►

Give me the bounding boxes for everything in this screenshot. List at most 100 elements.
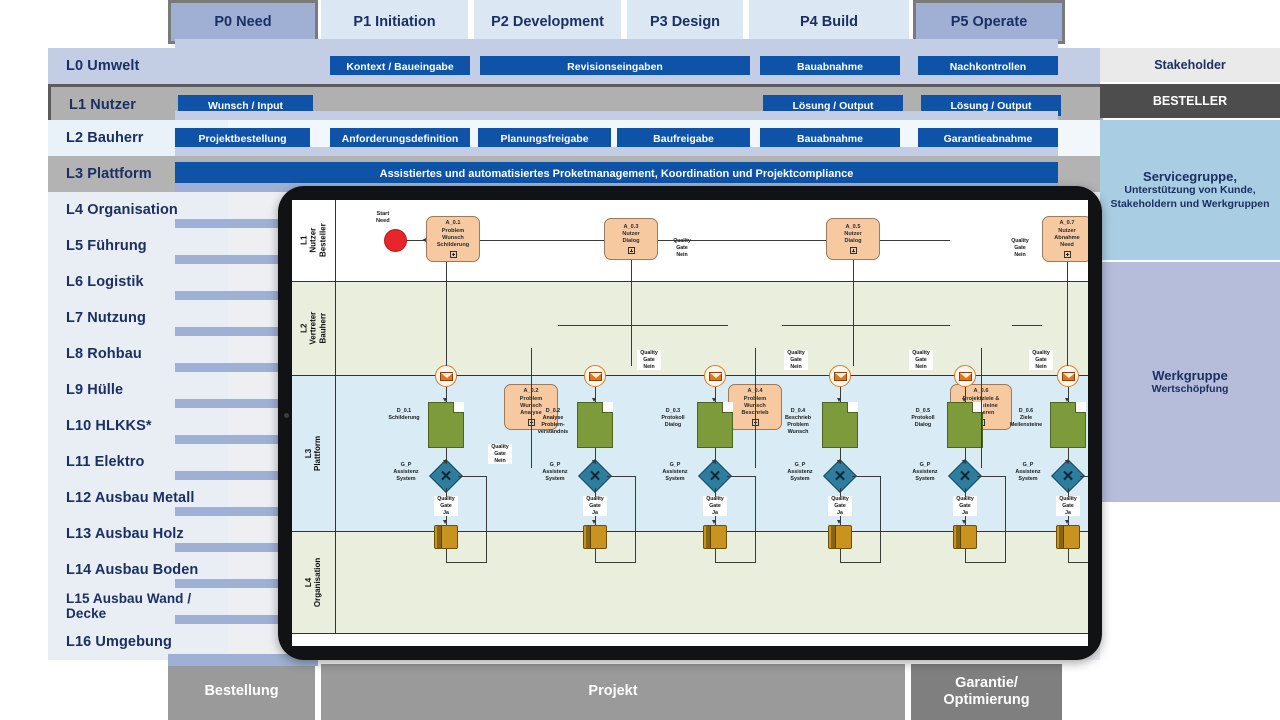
connector bbox=[1080, 476, 1088, 477]
arrow-icon bbox=[592, 460, 597, 464]
quality-gate-ja-0: Quality Gate Ja bbox=[434, 496, 458, 517]
connector bbox=[782, 325, 950, 326]
envelope-icon bbox=[833, 371, 847, 381]
arrow-icon bbox=[837, 398, 842, 402]
arrow-icon bbox=[443, 460, 448, 464]
swimlane-label: L4 Organisation bbox=[304, 557, 323, 608]
quality-gate-nein-2: Quality Gate Nein bbox=[670, 238, 694, 259]
phase-tab-0[interactable]: P0 Need bbox=[168, 0, 318, 44]
data-object-d06[interactable] bbox=[1050, 402, 1086, 448]
data-store-4[interactable] bbox=[953, 525, 977, 549]
activity-chip-l2-2[interactable]: Planungsfreigabe bbox=[478, 128, 611, 149]
expand-plus-icon[interactable] bbox=[849, 246, 857, 254]
data-object-d05[interactable] bbox=[947, 402, 983, 448]
activity-chip-l0-3[interactable]: Nachkontrollen bbox=[918, 56, 1058, 77]
expand-plus-icon[interactable] bbox=[449, 250, 457, 258]
bpmn-task-a01[interactable]: A_0.1 Problem Wunsch Schilderung bbox=[426, 216, 480, 262]
phase-tab-2[interactable]: P2 Development bbox=[474, 0, 624, 44]
bpmn-diagram[interactable]: L1 Nutzer Besteller L2 Vertreter Bauherr L3 Pla… bbox=[292, 200, 1088, 646]
gateway-x-icon: ✕ bbox=[1061, 467, 1075, 485]
quality-gate-ja-2: Quality Gate Ja bbox=[703, 496, 727, 517]
data-store-5[interactable] bbox=[1056, 525, 1080, 549]
connector bbox=[635, 476, 636, 563]
message-event-3[interactable] bbox=[829, 365, 851, 387]
activity-chip-l0-0[interactable]: Kontext / Baueingabe bbox=[330, 56, 470, 77]
task-label: A_0.3 Nutzer Dialog bbox=[622, 224, 640, 245]
envelope-icon bbox=[958, 371, 972, 381]
arrow-icon bbox=[962, 460, 967, 464]
gateway-label-2: G_P Assistenz System bbox=[662, 462, 688, 483]
activity-chip-l2-4[interactable]: Bauabnahme bbox=[760, 128, 900, 149]
gateway-label-4: G_P Assistenz System bbox=[912, 462, 938, 483]
phase-header-row: P0 Need P1 Initiation P2 Development P3 Des… bbox=[0, 0, 1280, 44]
data-store-2[interactable] bbox=[703, 525, 727, 549]
message-event-5[interactable] bbox=[1057, 365, 1079, 387]
message-event-2[interactable] bbox=[704, 365, 726, 387]
data-object-d01[interactable] bbox=[428, 402, 464, 448]
arrow-icon bbox=[837, 460, 842, 464]
data-object-label-d01: D_0.1 Schilderung bbox=[388, 408, 420, 422]
connector bbox=[558, 325, 728, 326]
swimlane-l2: L2 Vertreter Bauherr bbox=[292, 282, 1088, 376]
connector bbox=[880, 240, 950, 241]
activity-chip-l2-0[interactable]: Projektbestellung bbox=[175, 128, 310, 149]
connector bbox=[458, 476, 486, 477]
tablet-screen[interactable]: L1 Nutzer Besteller L2 Vertreter Bauherr L3 Pla… bbox=[292, 200, 1088, 646]
arrow-icon bbox=[962, 398, 967, 402]
group-label-title: BESTELLER bbox=[1152, 94, 1228, 108]
connector bbox=[480, 240, 604, 241]
data-store-3[interactable] bbox=[828, 525, 852, 549]
gateway-label-0: G_P Assistenz System bbox=[393, 462, 419, 483]
activity-chip-l2-3[interactable]: Baufreigabe bbox=[617, 128, 750, 149]
message-event-1[interactable] bbox=[584, 365, 606, 387]
bpmn-task-a03[interactable]: A_0.3 Nutzer Dialog bbox=[604, 218, 658, 260]
arrow-icon bbox=[712, 520, 717, 524]
quality-gate-nein-6: Quality Gate Nein bbox=[1029, 350, 1053, 371]
group-label-title: Servicegruppe, bbox=[1143, 169, 1237, 185]
data-object-label-d03: D_0.3 Protokoll Dialog bbox=[661, 408, 685, 429]
stage-segment-1[interactable]: Projekt bbox=[321, 664, 908, 720]
expand-plus-icon[interactable] bbox=[627, 246, 635, 254]
message-event-4[interactable] bbox=[954, 365, 976, 387]
data-object-d04[interactable] bbox=[822, 402, 858, 448]
camera-icon bbox=[284, 413, 289, 418]
connector bbox=[1067, 262, 1068, 366]
gateway-x-icon: ✕ bbox=[708, 467, 722, 485]
arrow-icon bbox=[1065, 460, 1070, 464]
connector bbox=[715, 562, 755, 563]
group-label-2: Servicegruppe, Unterstützung von Kunde, S… bbox=[1100, 120, 1280, 260]
connector bbox=[840, 488, 841, 497]
store-cap bbox=[831, 526, 836, 548]
stage-segment-0[interactable]: Bestellung bbox=[168, 664, 318, 720]
data-object-label-d05: D_0.5 Protokoll Dialog bbox=[911, 408, 935, 429]
arrow-icon bbox=[592, 398, 597, 402]
connector bbox=[1012, 325, 1042, 326]
data-store-0[interactable] bbox=[434, 525, 458, 549]
gateway-label-5: G_P Assistenz System bbox=[1015, 462, 1041, 483]
expand-plus-icon[interactable] bbox=[1063, 250, 1071, 258]
quality-gate-nein-0: Quality Gate Nein bbox=[488, 444, 512, 465]
connector bbox=[727, 476, 755, 477]
data-object-d03[interactable] bbox=[697, 402, 733, 448]
activity-chip-l2-1[interactable]: Anforderungsdefinition bbox=[330, 128, 470, 149]
activity-chip-l2-5[interactable]: Garantieabnahme bbox=[918, 128, 1058, 149]
stage-segment-2[interactable]: Garantie/Optimierung bbox=[911, 664, 1065, 720]
phase-tab-4[interactable]: P4 Build bbox=[749, 0, 912, 44]
quality-gate-nein-4: Quality Gate Nein bbox=[909, 350, 933, 371]
envelope-icon bbox=[1061, 371, 1075, 381]
data-store-1[interactable] bbox=[583, 525, 607, 549]
activity-chip-l0-2[interactable]: Bauabnahme bbox=[760, 56, 900, 77]
bottom-stage-bar: Bestellung Projekt Garantie/Optimierung bbox=[0, 654, 1280, 720]
phase-tab-3[interactable]: P3 Design bbox=[627, 0, 746, 44]
phase-tab-1[interactable]: P1 Initiation bbox=[321, 0, 471, 44]
tablet-device: L1 Nutzer Besteller L2 Vertreter Bauherr L3 Pla… bbox=[278, 186, 1102, 660]
bpmn-task-a05[interactable]: A_0.5 Nutzer Dialog bbox=[826, 218, 880, 260]
quality-gate-ja-4: Quality Gate Ja bbox=[953, 496, 977, 517]
phase-tab-5[interactable]: P5 Operate bbox=[913, 0, 1065, 44]
bpmn-task-a07[interactable]: A_0.7 Nutzer Abnahme Need bbox=[1042, 216, 1088, 262]
swimlane-label: L1 Nutzer Besteller bbox=[299, 223, 328, 258]
activity-chip-l0-1[interactable]: Revisionseingaben bbox=[480, 56, 750, 77]
message-event-0[interactable] bbox=[435, 365, 457, 387]
data-object-d02[interactable] bbox=[577, 402, 613, 448]
store-cap bbox=[1059, 526, 1064, 548]
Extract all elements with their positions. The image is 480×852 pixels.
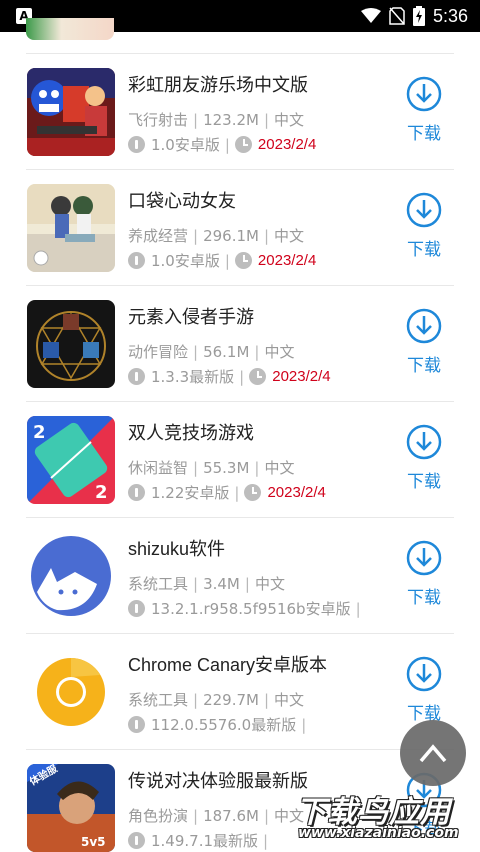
download-label: 下载 [407, 472, 441, 492]
app-version-row: 1.3.3最新版 | 2023/2/4 [128, 366, 331, 387]
app-meta: 角色扮演 | 187.6M | 中文 [128, 807, 305, 825]
arena-of-valor-icon[interactable]: 体验服 5v5 [27, 764, 115, 852]
download-icon [406, 76, 442, 112]
update-date: 2023/2/4 [267, 484, 326, 501]
download-button[interactable]: 下载 [400, 424, 448, 494]
app-title[interactable]: 双人竞技场游戏 [128, 419, 254, 445]
download-icon [406, 308, 442, 344]
update-date: 2023/2/4 [257, 252, 317, 269]
app-list[interactable]: 彩虹朋友游乐场中文版 飞行射击 | 123.2M | 中文 1.0安卓版 | 2023/2/… [0, 18, 480, 852]
watermark-url: www.xiazainiao.com [298, 825, 459, 841]
app-version-row: 13.2.1.r958.5f9516b安卓版 | [128, 598, 366, 619]
clock-icon [249, 368, 267, 385]
list-item[interactable]: 2 2 双人竞技场游戏 休闲益智 | 55.3M | 中文 1.22安卓版 | 2023/2… [26, 402, 454, 518]
download-icon [406, 424, 442, 460]
svg-text:2: 2 [33, 422, 46, 443]
list-item[interactable]: 彩虹朋友游乐场中文版 飞行射击 | 123.2M | 中文 1.0安卓版 | 2023/2/… [26, 54, 454, 170]
download-label: 下载 [407, 240, 441, 260]
no-sim-icon [389, 7, 405, 25]
list-item[interactable]: shizuku软件 系统工具 | 3.4M | 中文 13.2.1.r958.5f951… [26, 518, 454, 634]
clock: 5:36 [432, 5, 468, 26]
info-icon [128, 252, 145, 269]
app-version-row: 1.0安卓版 | 2023/2/4 [128, 250, 316, 271]
list-item[interactable]: Chrome Canary安卓版本 系统工具 | 229.7M | 中文 112.0.5… [26, 634, 454, 750]
app-version-row: 1.22安卓版 | 2023/2/4 [128, 482, 326, 503]
badge-5v5: 5v5 [81, 835, 106, 849]
download-icon [406, 540, 442, 576]
info-icon [128, 484, 145, 501]
download-button[interactable]: 下载 [400, 76, 448, 146]
download-button[interactable]: 下载 [400, 540, 448, 610]
list-item[interactable]: 元素入侵者手游 动作冒险 | 56.1M | 中文 1.3.3最新版 | 2023/2/4 … [26, 286, 454, 402]
download-label: 下载 [407, 588, 441, 608]
element-invader-icon[interactable] [27, 300, 115, 388]
battery-charging-icon [412, 6, 425, 26]
shizuku-icon[interactable] [27, 532, 115, 620]
update-date: 2023/2/4 [272, 368, 331, 385]
list-item-partial[interactable] [26, 18, 454, 54]
clock-icon [234, 136, 252, 153]
two-player-arena-icon[interactable]: 2 2 [27, 416, 115, 504]
app-version-row: 112.0.5576.0最新版 | [128, 714, 311, 735]
app-meta: 系统工具 | 229.7M | 中文 [128, 691, 305, 709]
watermark-logo: 下载鸟应用 www.xiazainiao.com [288, 785, 480, 849]
app-version-row: 1.0安卓版 | 2023/2/4 [128, 134, 316, 155]
info-icon [128, 832, 145, 849]
app-title[interactable]: 彩虹朋友游乐场中文版 [128, 71, 308, 97]
svg-text:2: 2 [95, 482, 108, 503]
app-meta: 养成经营 | 296.1M | 中文 [128, 227, 305, 245]
download-button[interactable]: 下载 [400, 308, 448, 378]
app-meta: 休闲益智 | 55.3M | 中文 [128, 459, 295, 477]
chevron-up-icon [419, 744, 447, 763]
app-meta: 系统工具 | 3.4M | 中文 [128, 575, 285, 593]
info-icon [128, 136, 145, 153]
download-label: 下载 [407, 124, 441, 144]
app-version-row: 1.49.7.1最新版 | [128, 830, 273, 851]
info-icon [128, 368, 145, 385]
info-icon [128, 716, 145, 733]
clock-icon [234, 252, 252, 269]
list-item[interactable]: 口袋心动女友 养成经营 | 296.1M | 中文 1.0安卓版 | 2023/2/4 下载 [26, 170, 454, 286]
app-title[interactable]: 元素入侵者手游 [128, 303, 254, 329]
download-icon [406, 192, 442, 228]
info-icon [128, 600, 145, 617]
clock-icon [244, 484, 262, 501]
app-title[interactable]: Chrome Canary安卓版本 [128, 651, 327, 677]
download-button[interactable]: 下载 [400, 656, 448, 726]
partial-app-icon [26, 18, 114, 40]
scroll-to-top-button[interactable] [400, 720, 466, 786]
download-button[interactable]: 下载 [400, 192, 448, 262]
download-label: 下载 [407, 356, 441, 376]
app-title[interactable]: shizuku软件 [128, 535, 225, 561]
chrome-canary-icon[interactable] [27, 648, 115, 736]
download-icon [406, 656, 442, 692]
app-title[interactable]: 传说对决体验服最新版 [128, 767, 308, 793]
update-date: 2023/2/4 [257, 136, 317, 153]
pocket-girlfriend-icon[interactable] [27, 184, 115, 272]
rainbow-friends-icon[interactable] [27, 68, 115, 156]
wifi-icon [360, 8, 381, 23]
app-title[interactable]: 口袋心动女友 [128, 187, 236, 213]
app-meta: 动作冒险 | 56.1M | 中文 [128, 343, 295, 361]
app-meta: 飞行射击 | 123.2M | 中文 [128, 111, 305, 129]
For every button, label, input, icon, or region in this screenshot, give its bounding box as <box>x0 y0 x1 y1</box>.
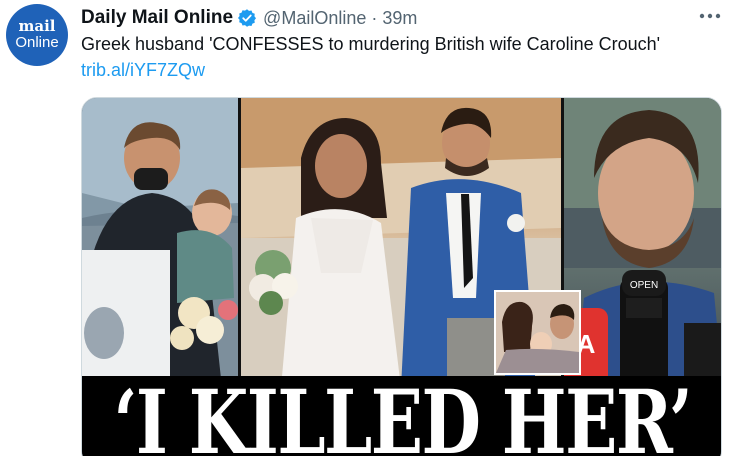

◄

Reproduce verbatim the stretch of the data from the line that contains "download-label: 下载 [407, 472, 441, 492]" through the line that contains "update-date: 2023/2/4 [257, 252, 317, 269]", including both of those lines.

download-label: 下载 [407, 472, 441, 492]
app-version-row: 1.3.3最新版 | 2023/2/4 [128, 366, 331, 387]
app-meta: 角色扮演 | 187.6M | 中文 [128, 807, 305, 825]
arena-of-valor-icon[interactable]: 体验服 5v5 [27, 764, 115, 852]
download-icon [406, 76, 442, 112]
update-date: 2023/2/4 [267, 484, 326, 501]
download-button[interactable]: 下载 [400, 424, 448, 494]
app-title[interactable]: 双人竞技场游戏 [128, 419, 254, 445]
download-icon [406, 308, 442, 344]
update-date: 2023/2/4 [257, 252, 317, 269]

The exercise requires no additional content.